## Start
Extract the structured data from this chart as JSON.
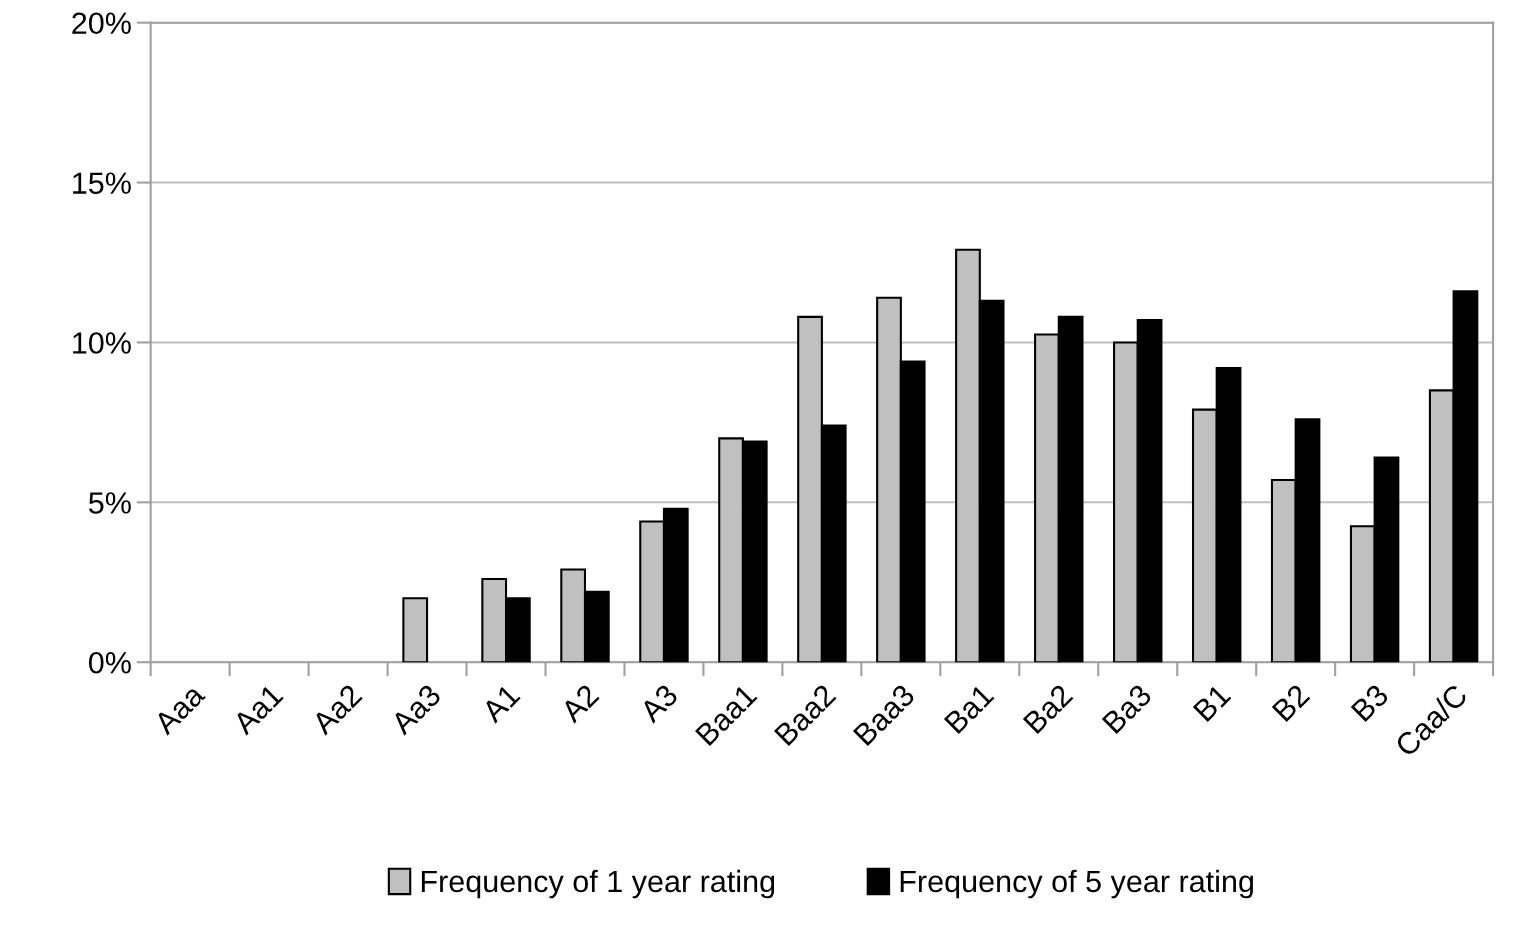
{
  "chart_data": {
    "type": "bar",
    "categories": [
      "Aaa",
      "Aa1",
      "Aa2",
      "Aa3",
      "A1",
      "A2",
      "A3",
      "Baa1",
      "Baa2",
      "Baa3",
      "Ba1",
      "Ba2",
      "Ba3",
      "B1",
      "B2",
      "B3",
      "Caa/C"
    ],
    "series": [
      {
        "name": "Frequency of 1 year rating",
        "color": "#c0c0c0",
        "values": [
          null,
          null,
          null,
          2.0,
          2.6,
          2.9,
          4.4,
          7.0,
          10.8,
          11.4,
          12.9,
          10.25,
          10.0,
          7.9,
          5.7,
          4.25,
          8.5
        ]
      },
      {
        "name": "Frequency of 5 year rating",
        "color": "#000000",
        "values": [
          null,
          null,
          null,
          null,
          2.0,
          2.2,
          4.8,
          6.9,
          7.4,
          9.4,
          11.3,
          10.8,
          10.7,
          9.2,
          7.6,
          6.4,
          11.6
        ]
      }
    ],
    "ylim": [
      0,
      20
    ],
    "yticks": [
      {
        "value": 0,
        "label": "0%"
      },
      {
        "value": 5,
        "label": "5%"
      },
      {
        "value": 10,
        "label": "10%"
      },
      {
        "value": 15,
        "label": "15%"
      },
      {
        "value": 20,
        "label": "20%"
      }
    ],
    "grid": "y",
    "legend": "bottom"
  }
}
## End
— REQUIRED TASK —
Give the number of lines containing the word "label". No other answer is needed.

— OUTPUT —
5